WHAT YOU WILL DO:
Make an exact copy of all the records.

Entries taken from a collection
◇ ◇ ◇ ◇ ◇ ◇ ◇
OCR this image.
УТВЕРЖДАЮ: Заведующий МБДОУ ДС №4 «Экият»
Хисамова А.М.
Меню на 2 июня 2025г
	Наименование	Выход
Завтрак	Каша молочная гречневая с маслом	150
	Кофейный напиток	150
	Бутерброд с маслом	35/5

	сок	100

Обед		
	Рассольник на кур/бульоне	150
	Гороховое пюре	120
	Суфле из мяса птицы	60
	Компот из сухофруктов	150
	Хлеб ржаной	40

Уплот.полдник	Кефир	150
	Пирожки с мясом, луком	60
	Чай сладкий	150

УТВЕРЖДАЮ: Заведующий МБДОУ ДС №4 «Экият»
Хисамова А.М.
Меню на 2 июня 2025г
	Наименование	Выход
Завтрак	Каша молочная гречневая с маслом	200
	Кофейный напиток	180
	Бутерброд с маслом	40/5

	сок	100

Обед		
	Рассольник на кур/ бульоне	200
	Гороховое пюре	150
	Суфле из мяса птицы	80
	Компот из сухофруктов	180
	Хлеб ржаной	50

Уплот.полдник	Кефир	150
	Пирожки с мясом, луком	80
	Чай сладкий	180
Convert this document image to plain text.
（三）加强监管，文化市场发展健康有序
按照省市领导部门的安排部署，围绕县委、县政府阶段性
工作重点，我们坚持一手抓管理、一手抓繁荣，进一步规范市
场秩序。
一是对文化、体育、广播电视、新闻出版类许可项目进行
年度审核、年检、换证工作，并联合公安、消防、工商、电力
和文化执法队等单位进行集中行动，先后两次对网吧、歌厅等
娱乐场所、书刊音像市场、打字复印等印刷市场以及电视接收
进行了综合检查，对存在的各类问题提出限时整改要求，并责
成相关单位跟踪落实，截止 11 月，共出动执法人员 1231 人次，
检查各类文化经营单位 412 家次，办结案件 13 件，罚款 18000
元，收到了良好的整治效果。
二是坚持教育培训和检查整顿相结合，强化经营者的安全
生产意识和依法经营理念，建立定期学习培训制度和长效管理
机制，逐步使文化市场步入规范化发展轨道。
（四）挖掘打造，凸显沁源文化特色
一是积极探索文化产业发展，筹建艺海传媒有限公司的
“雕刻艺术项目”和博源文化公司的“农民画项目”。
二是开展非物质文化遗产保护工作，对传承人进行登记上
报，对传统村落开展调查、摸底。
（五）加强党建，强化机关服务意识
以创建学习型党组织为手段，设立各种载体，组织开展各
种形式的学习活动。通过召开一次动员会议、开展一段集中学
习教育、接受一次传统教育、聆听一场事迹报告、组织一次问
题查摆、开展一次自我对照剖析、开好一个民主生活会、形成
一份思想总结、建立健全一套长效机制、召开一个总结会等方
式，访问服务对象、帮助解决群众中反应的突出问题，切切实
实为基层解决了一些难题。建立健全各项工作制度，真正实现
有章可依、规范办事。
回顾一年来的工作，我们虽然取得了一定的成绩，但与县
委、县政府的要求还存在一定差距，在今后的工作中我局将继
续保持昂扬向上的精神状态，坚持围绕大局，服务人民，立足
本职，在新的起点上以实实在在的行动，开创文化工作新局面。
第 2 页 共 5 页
◇ ◇ ◇ ◇ ◇ ◇ ◇
RESPONSE TO THE EXERCISE:
OCR this image.
УТВЕРЖДАЮ: Заведующий МБДОУ ДС №4 «Экият»
Хисамова А.М.
Меню на 2 июня 2025г
	Наименование	Выход
Завтрак	Каша молочная гречневая с маслом	150
	Кофейный напиток	150
	Бутерброд с маслом	35/5

	сок	100

Обед		
	Рассольник на кур/бульоне	150
	Гороховое пюре	120
	Суфле из мяса птицы	60
	Компот из сухофруктов	150
	Хлеб ржаной	40

Уплот.полдник	Кефир	150
	Пирожки с мясом, луком	60
	Чай сладкий	150

УТВЕРЖДАЮ: Заведующий МБДОУ ДС №4 «Экият»
Хисамова А.М.
Меню на 2 июня 2025г
	Наименование	Выход
Завтрак	Каша молочная гречневая с маслом	200
	Кофейный напиток	180
	Бутерброд с маслом	40/5

	сок	100

Обед		
	Рассольник на кур/ бульоне	200
	Гороховое пюре	150
	Суфле из мяса птицы	80
	Компот из сухофруктов	180
	Хлеб ржаной	50

Уплот.полдник	Кефир	150
	Пирожки с мясом, луком	80
	Чай сладкий	180
Convert this document image to plain text.
（三）加强监管，文化市场发展健康有序
按照省市领导部门的安排部署，围绕县委、县政府阶段性
工作重点，我们坚持一手抓管理、一手抓繁荣，进一步规范市
场秩序。
一是对文化、体育、广播电视、新闻出版类许可项目进行
年度审核、年检、换证工作，并联合公安、消防、工商、电力
和文化执法队等单位进行集中行动，先后两次对网吧、歌厅等
娱乐场所、书刊音像市场、打字复印等印刷市场以及电视接收
进行了综合检查，对存在的各类问题提出限时整改要求，并责
成相关单位跟踪落实，截止 11 月，共出动执法人员 1231 人次，
检查各类文化经营单位 412 家次，办结案件 13 件，罚款 18000
元，收到了良好的整治效果。
二是坚持教育培训和检查整顿相结合，强化经营者的安全
生产意识和依法经营理念，建立定期学习培训制度和长效管理
机制，逐步使文化市场步入规范化发展轨道。
（四）挖掘打造，凸显沁源文化特色
一是积极探索文化产业发展，筹建艺海传媒有限公司的
“雕刻艺术项目”和博源文化公司的“农民画项目”。
二是开展非物质文化遗产保护工作，对传承人进行登记上
报，对传统村落开展调查、摸底。
（五）加强党建，强化机关服务意识
以创建学习型党组织为手段，设立各种载体，组织开展各
种形式的学习活动。通过召开一次动员会议、开展一段集中学
习教育、接受一次传统教育、聆听一场事迹报告、组织一次问
题查摆、开展一次自我对照剖析、开好一个民主生活会、形成
一份思想总结、建立健全一套长效机制、召开一个总结会等方
式，访问服务对象、帮助解决群众中反应的突出问题，切切实
实为基层解决了一些难题。建立健全各项工作制度，真正实现
有章可依、规范办事。
回顾一年来的工作，我们虽然取得了一定的成绩，但与县
委、县政府的要求还存在一定差距，在今后的工作中我局将继
续保持昂扬向上的精神状态，坚持围绕大局，服务人民，立足
本职，在新的起点上以实实在在的行动，开创文化工作新局面。
第 2 页 共 5 页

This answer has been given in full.